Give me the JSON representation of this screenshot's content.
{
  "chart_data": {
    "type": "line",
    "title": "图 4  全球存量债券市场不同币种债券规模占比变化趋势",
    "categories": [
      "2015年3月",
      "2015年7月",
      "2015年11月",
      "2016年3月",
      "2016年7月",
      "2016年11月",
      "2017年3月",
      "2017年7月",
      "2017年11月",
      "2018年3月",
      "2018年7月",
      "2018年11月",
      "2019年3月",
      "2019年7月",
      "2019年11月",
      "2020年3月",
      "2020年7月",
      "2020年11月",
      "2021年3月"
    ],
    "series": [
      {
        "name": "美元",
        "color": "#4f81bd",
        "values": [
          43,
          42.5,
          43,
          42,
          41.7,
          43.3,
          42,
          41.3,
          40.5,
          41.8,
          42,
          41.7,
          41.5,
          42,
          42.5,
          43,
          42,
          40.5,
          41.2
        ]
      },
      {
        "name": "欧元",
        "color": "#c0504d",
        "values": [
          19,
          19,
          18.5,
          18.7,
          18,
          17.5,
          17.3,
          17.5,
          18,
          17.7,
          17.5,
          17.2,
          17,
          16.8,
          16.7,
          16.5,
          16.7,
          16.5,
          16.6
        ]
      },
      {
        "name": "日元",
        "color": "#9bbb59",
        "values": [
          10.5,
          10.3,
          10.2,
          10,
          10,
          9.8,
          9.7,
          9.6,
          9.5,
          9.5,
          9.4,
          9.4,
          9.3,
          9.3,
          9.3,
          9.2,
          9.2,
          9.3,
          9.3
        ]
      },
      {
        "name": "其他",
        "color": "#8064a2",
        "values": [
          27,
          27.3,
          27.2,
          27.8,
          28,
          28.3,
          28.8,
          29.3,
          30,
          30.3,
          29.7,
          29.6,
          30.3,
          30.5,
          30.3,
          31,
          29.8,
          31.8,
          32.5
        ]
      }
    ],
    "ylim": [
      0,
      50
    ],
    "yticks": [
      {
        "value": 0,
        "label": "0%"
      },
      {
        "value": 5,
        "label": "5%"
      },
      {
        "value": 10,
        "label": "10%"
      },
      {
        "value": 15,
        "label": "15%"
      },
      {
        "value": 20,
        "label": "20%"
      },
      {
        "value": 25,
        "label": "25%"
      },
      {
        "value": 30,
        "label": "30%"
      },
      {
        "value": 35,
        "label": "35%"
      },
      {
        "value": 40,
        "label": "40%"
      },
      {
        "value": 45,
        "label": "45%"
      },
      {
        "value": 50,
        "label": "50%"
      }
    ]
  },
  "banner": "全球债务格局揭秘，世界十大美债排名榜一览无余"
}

# Task requirements
Gather all lines with the string "label" from the data.

# Result of the exercise
        "label": "0%"
        "label": "5%"
        "label": "10%"
        "label": "15%"
        "label": "20%"
        "label": "25%"
        "label": "30%"
        "label": "35%"
        "label": "40%"
        "label": "45%"
        "label": "50%"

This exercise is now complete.